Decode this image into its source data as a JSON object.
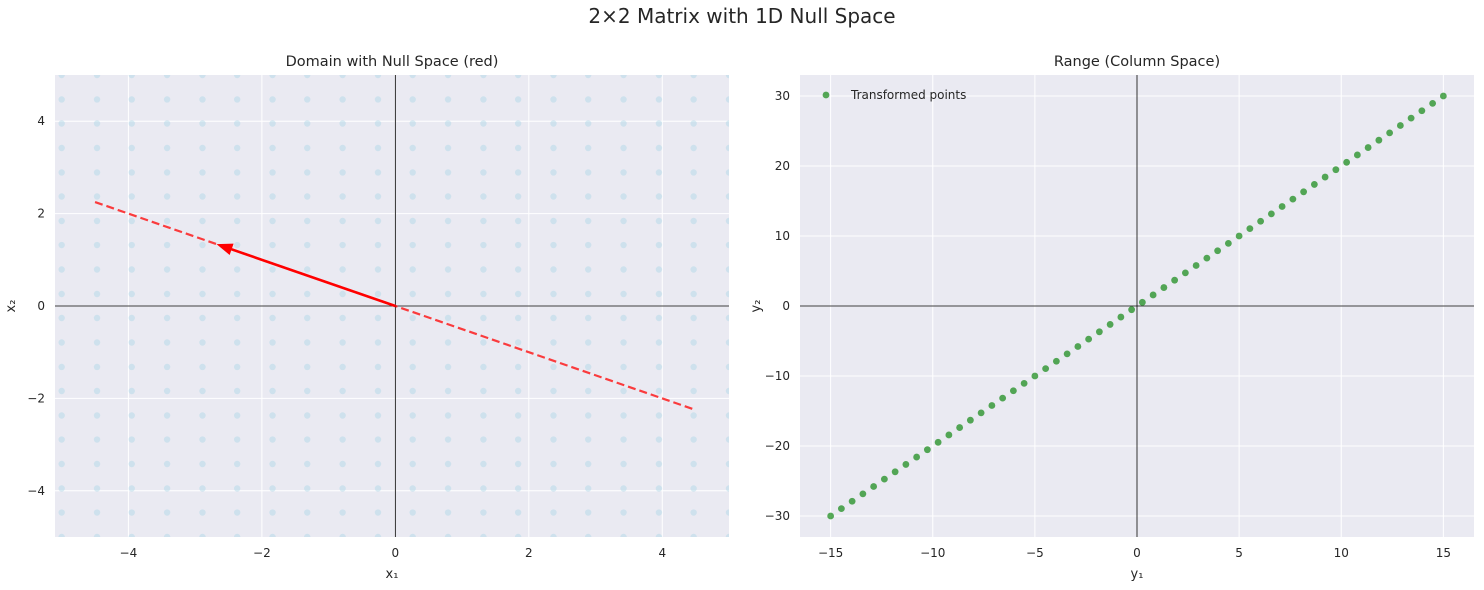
{
  "figure_title": "2×2 Matrix with 1D Null Space",
  "chart_data": [
    {
      "type": "scatter",
      "title": "Domain with Null Space (red)",
      "xlabel": "x₁",
      "ylabel": "x₂",
      "xlim": [
        -5.1,
        5.0
      ],
      "ylim": [
        -5.0,
        5.0
      ],
      "xticks": [
        -4,
        -2,
        0,
        2,
        4
      ],
      "yticks": [
        -4,
        -2,
        0,
        2,
        4
      ],
      "xtick_labels": [
        "−4",
        "−2",
        "0",
        "2",
        "4"
      ],
      "ytick_labels": [
        "−4",
        "−2",
        "0",
        "2",
        "4"
      ],
      "grid": true,
      "grid_points": {
        "x_values": [
          -5.0,
          -4.47,
          -3.95,
          -3.42,
          -2.89,
          -2.37,
          -1.84,
          -1.32,
          -0.79,
          -0.26,
          0.26,
          0.79,
          1.32,
          1.84,
          2.37,
          2.89,
          3.42,
          3.95,
          4.47,
          5.0
        ],
        "y_values": [
          -5.0,
          -4.47,
          -3.95,
          -3.42,
          -2.89,
          -2.37,
          -1.84,
          -1.32,
          -0.79,
          -0.26,
          0.26,
          0.79,
          1.32,
          1.84,
          2.37,
          2.89,
          3.42,
          3.95,
          4.47,
          5.0
        ],
        "color": "#add8e6"
      },
      "null_space_line": {
        "x": [
          -4.5,
          4.5
        ],
        "y": [
          2.25,
          -2.25
        ],
        "color": "#ff0000",
        "style": "dashed"
      },
      "null_space_vector": {
        "from": [
          0,
          0
        ],
        "to": [
          -2.68,
          1.34
        ],
        "color": "#ff0000"
      }
    },
    {
      "type": "scatter",
      "title": "Range (Column Space)",
      "xlabel": "y₁",
      "ylabel": "y₂",
      "xlim": [
        -16.5,
        16.5
      ],
      "ylim": [
        -33,
        33
      ],
      "xticks": [
        -15,
        -10,
        -5,
        0,
        5,
        10,
        15
      ],
      "yticks": [
        -30,
        -20,
        -10,
        0,
        10,
        20,
        30
      ],
      "xtick_labels": [
        "−15",
        "−10",
        "−5",
        "0",
        "5",
        "10",
        "15"
      ],
      "ytick_labels": [
        "−30",
        "−20",
        "−10",
        "0",
        "10",
        "20",
        "30"
      ],
      "grid": true,
      "legend": {
        "placement": "top-left",
        "entries": [
          "Transformed points"
        ]
      },
      "series": [
        {
          "name": "Transformed points",
          "color": "#008000",
          "x_start": -15,
          "x_end": 15,
          "x_count": 58,
          "relation": "y = 2x"
        }
      ]
    }
  ]
}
-.-.-
- **The exercise**
Restate the listing above word for word, and skip the pictures.

- **Complete output**
Decode this image into its source data as a JSON object.
{
  "figure_title": "2×2 Matrix with 1D Null Space",
  "chart_data": [
    {
      "type": "scatter",
      "title": "Domain with Null Space (red)",
      "xlabel": "x₁",
      "ylabel": "x₂",
      "xlim": [
        -5.1,
        5.0
      ],
      "ylim": [
        -5.0,
        5.0
      ],
      "xticks": [
        -4,
        -2,
        0,
        2,
        4
      ],
      "yticks": [
        -4,
        -2,
        0,
        2,
        4
      ],
      "xtick_labels": [
        "−4",
        "−2",
        "0",
        "2",
        "4"
      ],
      "ytick_labels": [
        "−4",
        "−2",
        "0",
        "2",
        "4"
      ],
      "grid": true,
      "grid_points": {
        "x_values": [
          -5.0,
          -4.47,
          -3.95,
          -3.42,
          -2.89,
          -2.37,
          -1.84,
          -1.32,
          -0.79,
          -0.26,
          0.26,
          0.79,
          1.32,
          1.84,
          2.37,
          2.89,
          3.42,
          3.95,
          4.47,
          5.0
        ],
        "y_values": [
          -5.0,
          -4.47,
          -3.95,
          -3.42,
          -2.89,
          -2.37,
          -1.84,
          -1.32,
          -0.79,
          -0.26,
          0.26,
          0.79,
          1.32,
          1.84,
          2.37,
          2.89,
          3.42,
          3.95,
          4.47,
          5.0
        ],
        "color": "#add8e6"
      },
      "null_space_line": {
        "x": [
          -4.5,
          4.5
        ],
        "y": [
          2.25,
          -2.25
        ],
        "color": "#ff0000",
        "style": "dashed"
      },
      "null_space_vector": {
        "from": [
          0,
          0
        ],
        "to": [
          -2.68,
          1.34
        ],
        "color": "#ff0000"
      }
    },
    {
      "type": "scatter",
      "title": "Range (Column Space)",
      "xlabel": "y₁",
      "ylabel": "y₂",
      "xlim": [
        -16.5,
        16.5
      ],
      "ylim": [
        -33,
        33
      ],
      "xticks": [
        -15,
        -10,
        -5,
        0,
        5,
        10,
        15
      ],
      "yticks": [
        -30,
        -20,
        -10,
        0,
        10,
        20,
        30
      ],
      "xtick_labels": [
        "−15",
        "−10",
        "−5",
        "0",
        "5",
        "10",
        "15"
      ],
      "ytick_labels": [
        "−30",
        "−20",
        "−10",
        "0",
        "10",
        "20",
        "30"
      ],
      "grid": true,
      "legend": {
        "placement": "top-left",
        "entries": [
          "Transformed points"
        ]
      },
      "series": [
        {
          "name": "Transformed points",
          "color": "#008000",
          "x_start": -15,
          "x_end": 15,
          "x_count": 58,
          "relation": "y = 2x"
        }
      ]
    }
  ]
}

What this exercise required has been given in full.